*GIVEN TASK*. From the entries below, list each line with "JSON".

*DATASET CONTENT*.
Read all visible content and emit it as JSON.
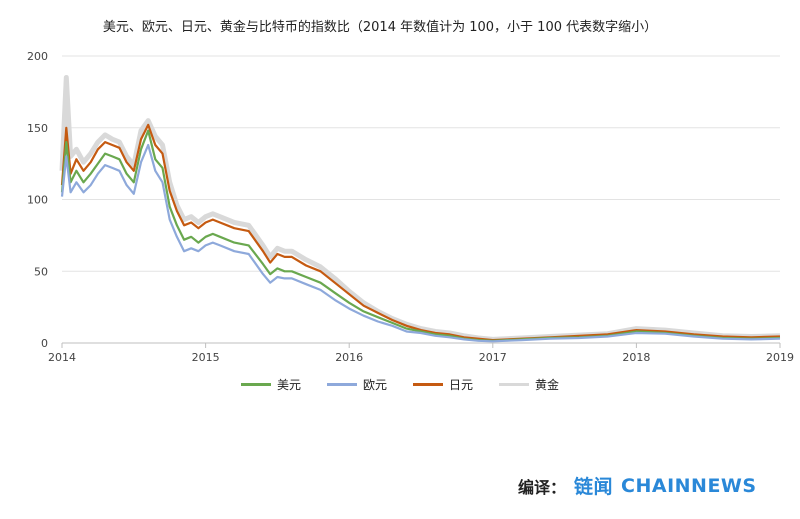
{
  "title": "美元、欧元、日元、黄金与比特币的指数比（2014 年数值计为 100，小于 100 代表数字缩小）",
  "chart_data": {
    "type": "line",
    "title": "美元、欧元、日元、黄金与比特币的指数比（2014 年数值计为 100，小于 100 代表数字缩小）",
    "xlabel": "",
    "ylabel": "",
    "ylim": [
      0,
      200
    ],
    "yticks": [
      0,
      50,
      100,
      150,
      200
    ],
    "xlim": [
      2014.0,
      2019.0
    ],
    "xticks": [
      "2014",
      "2015",
      "2016",
      "2017",
      "2018",
      "2019"
    ],
    "grid": "horizontal",
    "legend_position": "bottom",
    "x": [
      2014.0,
      2014.03,
      2014.06,
      2014.1,
      2014.15,
      2014.2,
      2014.25,
      2014.3,
      2014.35,
      2014.4,
      2014.45,
      2014.5,
      2014.55,
      2014.6,
      2014.65,
      2014.7,
      2014.75,
      2014.8,
      2014.85,
      2014.9,
      2014.95,
      2015.0,
      2015.05,
      2015.1,
      2015.2,
      2015.3,
      2015.4,
      2015.45,
      2015.5,
      2015.55,
      2015.6,
      2015.7,
      2015.8,
      2015.9,
      2016.0,
      2016.1,
      2016.2,
      2016.3,
      2016.4,
      2016.5,
      2016.6,
      2016.7,
      2016.8,
      2016.9,
      2017.0,
      2017.2,
      2017.4,
      2017.6,
      2017.8,
      2018.0,
      2018.2,
      2018.4,
      2018.6,
      2018.8,
      2019.0
    ],
    "series": [
      {
        "name": "美元",
        "color": "#6aa84f",
        "values": [
          105,
          140,
          112,
          120,
          112,
          118,
          125,
          132,
          130,
          128,
          118,
          112,
          135,
          148,
          128,
          122,
          95,
          82,
          72,
          74,
          70,
          74,
          76,
          74,
          70,
          68,
          55,
          48,
          52,
          50,
          50,
          46,
          42,
          35,
          28,
          22,
          18,
          14,
          10,
          8,
          6,
          5,
          3,
          2,
          1.5,
          2.5,
          3.5,
          4,
          5,
          8,
          7,
          5,
          3.5,
          3,
          3.5
        ]
      },
      {
        "name": "欧元",
        "color": "#8ea9db",
        "values": [
          102,
          130,
          105,
          112,
          105,
          110,
          118,
          124,
          122,
          120,
          110,
          104,
          126,
          138,
          120,
          112,
          86,
          74,
          64,
          66,
          64,
          68,
          70,
          68,
          64,
          62,
          48,
          42,
          46,
          45,
          45,
          41,
          37,
          30,
          24,
          19,
          15,
          12,
          8,
          7,
          5,
          4,
          2.5,
          1.5,
          1.2,
          2,
          3,
          3.5,
          4.5,
          7,
          6.5,
          4.5,
          3,
          2.5,
          3
        ]
      },
      {
        "name": "日元",
        "color": "#c55a11",
        "values": [
          110,
          150,
          118,
          128,
          120,
          126,
          135,
          140,
          138,
          136,
          126,
          120,
          142,
          152,
          138,
          132,
          106,
          92,
          82,
          84,
          80,
          84,
          86,
          84,
          80,
          78,
          64,
          56,
          62,
          60,
          60,
          54,
          50,
          42,
          34,
          26,
          21,
          16,
          12,
          9,
          7,
          6,
          4,
          3,
          2,
          3,
          4,
          5,
          6,
          9,
          8,
          6,
          4.5,
          4,
          4.5
        ]
      },
      {
        "name": "黄金",
        "color": "#d9d9d9",
        "values": [
          120,
          185,
          130,
          135,
          126,
          132,
          140,
          145,
          142,
          140,
          130,
          124,
          148,
          155,
          144,
          138,
          112,
          96,
          86,
          88,
          84,
          88,
          90,
          88,
          84,
          82,
          68,
          60,
          66,
          64,
          64,
          58,
          53,
          45,
          36,
          28,
          22,
          17,
          13,
          10,
          8,
          7,
          5,
          3.5,
          2.5,
          3.5,
          4.5,
          5.5,
          6.5,
          10,
          9,
          7,
          5,
          4.5,
          5
        ]
      }
    ]
  },
  "credit": {
    "label": "编译：",
    "brand_cn": "链闻",
    "brand_en": "CHAINNEWS"
  }
}
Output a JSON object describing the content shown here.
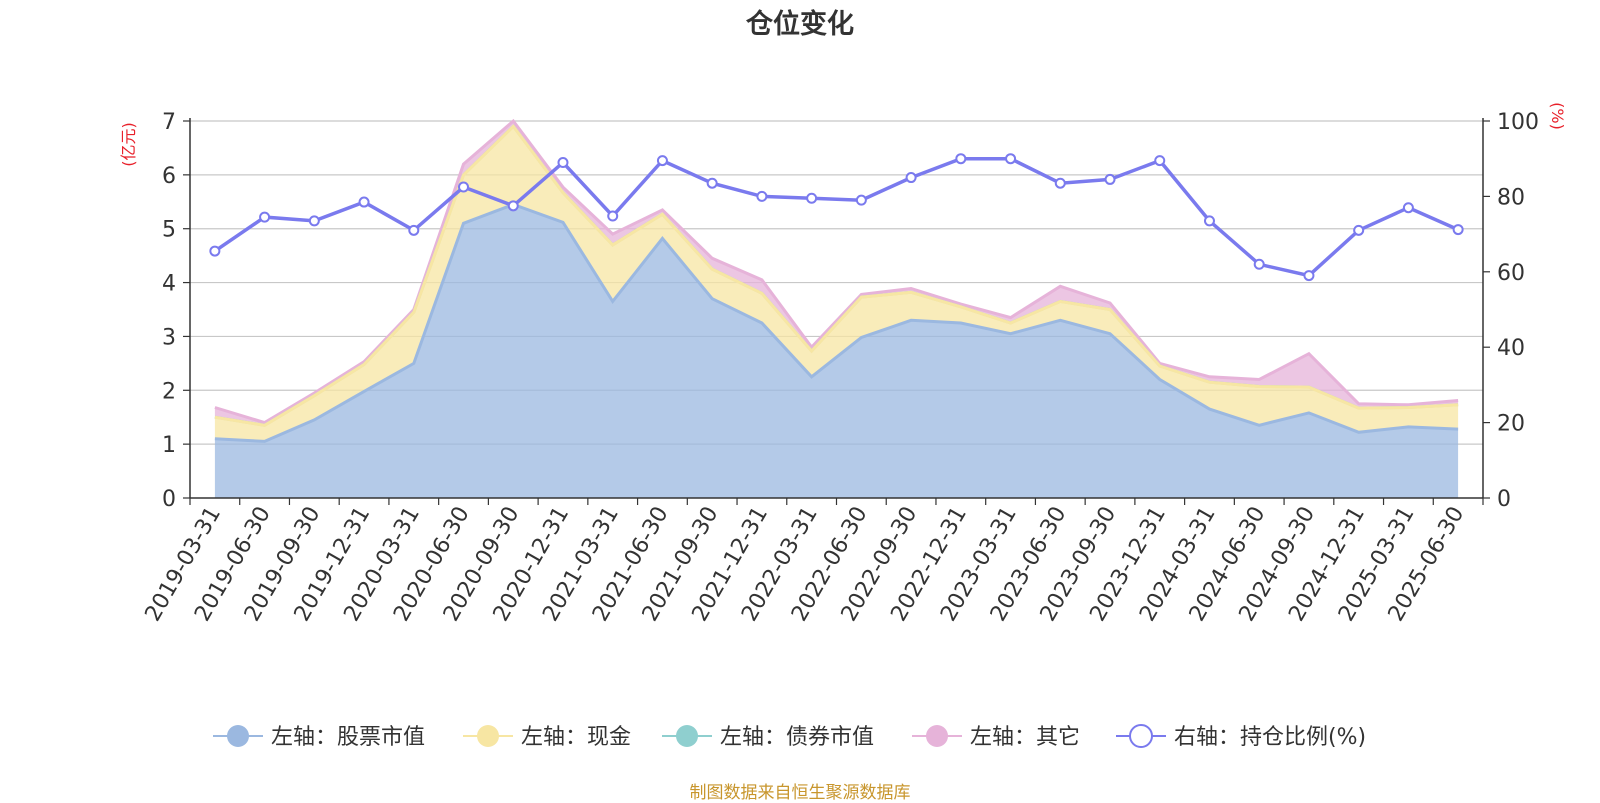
{
  "chart_data": {
    "type": "area",
    "title": "仓位变化",
    "ylabel_left": "(亿元)",
    "ylabel_right": "(%)",
    "ylim_left": [
      0,
      7
    ],
    "ylim_right": [
      0,
      100
    ],
    "yticks_left": [
      0,
      1,
      2,
      3,
      4,
      5,
      6,
      7
    ],
    "yticks_right": [
      0,
      20,
      40,
      60,
      80,
      100
    ],
    "grid": true,
    "legend_position": "bottom",
    "x": [
      "2019-03-31",
      "2019-06-30",
      "2019-09-30",
      "2019-12-31",
      "2020-03-31",
      "2020-06-30",
      "2020-09-30",
      "2020-12-31",
      "2021-03-31",
      "2021-06-30",
      "2021-09-30",
      "2021-12-31",
      "2022-03-31",
      "2022-06-30",
      "2022-09-30",
      "2022-12-31",
      "2023-03-31",
      "2023-06-30",
      "2023-09-30",
      "2023-12-31",
      "2024-03-31",
      "2024-06-30",
      "2024-09-30",
      "2024-12-31",
      "2025-03-31",
      "2025-06-30"
    ],
    "series": [
      {
        "name": "左轴：股票市值",
        "axis": "left",
        "color": "#9bb8e0",
        "values": [
          1.1,
          1.05,
          1.45,
          1.98,
          2.5,
          5.1,
          5.45,
          5.12,
          3.65,
          4.82,
          3.7,
          3.25,
          2.25,
          2.98,
          3.3,
          3.25,
          3.05,
          3.3,
          3.05,
          2.2,
          1.65,
          1.35,
          1.58,
          1.22,
          1.32,
          1.28
        ]
      },
      {
        "name": "左轴：现金",
        "axis": "left",
        "color": "#f7e6a3",
        "values": [
          0.4,
          0.3,
          0.45,
          0.5,
          0.95,
          0.9,
          1.45,
          0.55,
          1.05,
          0.45,
          0.55,
          0.55,
          0.48,
          0.75,
          0.52,
          0.3,
          0.2,
          0.35,
          0.45,
          0.25,
          0.5,
          0.72,
          0.48,
          0.45,
          0.36,
          0.45
        ]
      },
      {
        "name": "左轴：债券市值",
        "axis": "left",
        "color": "#8fcfcf",
        "values": [
          0,
          0,
          0,
          0,
          0,
          0,
          0,
          0,
          0,
          0,
          0,
          0,
          0,
          0,
          0,
          0,
          0,
          0,
          0,
          0,
          0,
          0,
          0,
          0,
          0,
          0
        ]
      },
      {
        "name": "左轴：其它",
        "axis": "left",
        "color": "#e6b3d9",
        "values": [
          0.18,
          0.05,
          0.05,
          0.05,
          0.05,
          0.2,
          0.1,
          0.1,
          0.2,
          0.08,
          0.2,
          0.25,
          0.07,
          0.05,
          0.07,
          0.05,
          0.1,
          0.28,
          0.12,
          0.05,
          0.1,
          0.13,
          0.62,
          0.08,
          0.05,
          0.08
        ]
      },
      {
        "name": "右轴：持仓比例(%)",
        "axis": "right",
        "color": "#7a7aee",
        "values": [
          65.5,
          74.5,
          73.5,
          78.5,
          71.0,
          82.5,
          77.5,
          89.0,
          74.8,
          89.5,
          83.5,
          80.0,
          79.5,
          79.0,
          85.0,
          90.0,
          90.0,
          83.5,
          84.5,
          89.5,
          73.5,
          62.0,
          59.0,
          71.0,
          77.0,
          71.2
        ]
      }
    ]
  },
  "footer": "制图数据来自恒生聚源数据库"
}
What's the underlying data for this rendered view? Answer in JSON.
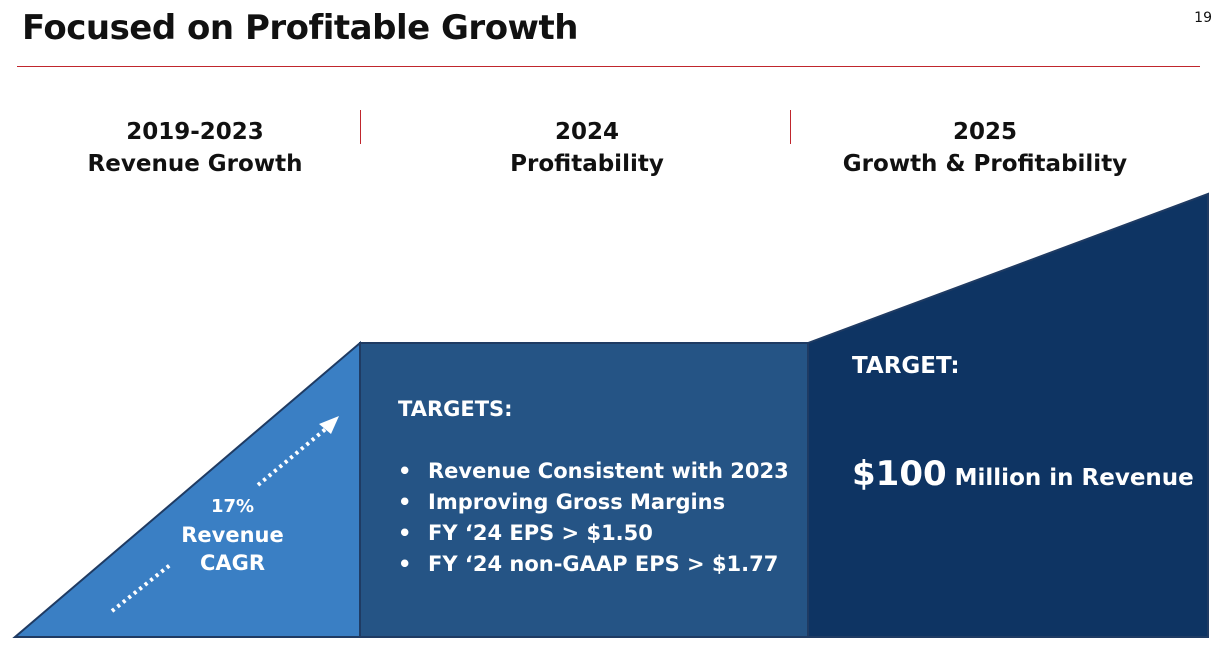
{
  "header": {
    "title": "Focused on Profitable Growth",
    "page_number": "19"
  },
  "phases": [
    {
      "year": "2019-2023",
      "label": "Revenue Growth"
    },
    {
      "year": "2024",
      "label": "Profitability"
    },
    {
      "year": "2025",
      "label": "Growth & Profitability"
    }
  ],
  "triangle": {
    "pct": "17%",
    "line1": "Revenue",
    "line2": "CAGR"
  },
  "middle": {
    "heading": "TARGETS:",
    "items": [
      "Revenue Consistent with 2023",
      "Improving Gross Margins",
      "FY ‘24 EPS > $1.50",
      "FY ‘24 non-GAAP EPS > $1.77"
    ]
  },
  "right": {
    "heading": "TARGET:",
    "amount": "$100",
    "amount_suffix": " Million in Revenue"
  },
  "colors": {
    "accent_red": "#c0262d",
    "light_blue": "#3a7fc4",
    "mid_blue": "#255485",
    "dark_blue": "#0e3463"
  }
}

*FINAL RESULT*.
Read all visible content and emit it as JSON.
Output a JSON object describing the content shown here.
What's the underlying data for this rendered view? Answer in JSON.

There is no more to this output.